* What you are asked to do
Please explain in one to three sentences why, according to the issue thread, samples are selected by the student model's prediction confidence, and what the maintainer's reply says this selection means in training.

* Selected passage
· · · ·
Open tarunbhatiaind opened 2 years ago

tarunbhatiaind commented 2 years ago

In the paper, its mentioned that ' we select samples based on the prediction confidence of the student model to further improve the quality of soft labels.' But its also mentioned that 'we discard all pseudo-labels from the (t-1)-th iteration, and only train the student model using pseudo-labels generated by the teacher model at the t-th iteration'.

Is the fist statement talking about calculating the loss of student model only on the high confidence pseudo labels or its something else because in the code i could'nt find any other justification for this line. Please suggest.

cliang1453 commented 2 years ago

We optimize the student model only based on the losses of the tokens which the student model predicts with high confidence. The corresponding line in the code is https://github.com/cliang1453/BOND/blob/32f26988a58ee44eb4f50772c6d6c6eb116c83cf/model_utils.py#L88.

tarunbhatiaind commented 2 years ago

Thanks for the reply. But, in the above line 'pred_labels' are coming from teacher model and you are getting the mask of confident predictions of teacher model, right ? What I understood was, you check which token predictions of teacher are confident and then calculate loss of student for those tokens only . Please correct me if I'm wrong.
· · · ·
* Record excerpts

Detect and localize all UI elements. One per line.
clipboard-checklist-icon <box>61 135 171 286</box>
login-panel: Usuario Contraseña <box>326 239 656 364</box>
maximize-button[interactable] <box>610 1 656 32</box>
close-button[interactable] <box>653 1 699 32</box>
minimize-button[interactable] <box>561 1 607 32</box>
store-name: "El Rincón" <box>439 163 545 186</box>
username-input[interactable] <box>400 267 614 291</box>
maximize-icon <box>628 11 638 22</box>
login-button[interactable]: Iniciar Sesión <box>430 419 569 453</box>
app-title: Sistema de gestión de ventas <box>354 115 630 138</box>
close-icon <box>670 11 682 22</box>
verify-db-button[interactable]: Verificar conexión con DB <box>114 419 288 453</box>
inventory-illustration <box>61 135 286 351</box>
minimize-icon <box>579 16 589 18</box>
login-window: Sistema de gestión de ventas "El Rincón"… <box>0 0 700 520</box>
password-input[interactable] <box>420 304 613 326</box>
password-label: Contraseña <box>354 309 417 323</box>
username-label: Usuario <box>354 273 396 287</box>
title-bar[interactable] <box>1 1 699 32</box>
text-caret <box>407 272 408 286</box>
· · · ·
* Answer section
The selection is made to further improve the quality of the soft labels. According to the reply, the student model is optimized only on the losses of the tokens it predicts with high confidence.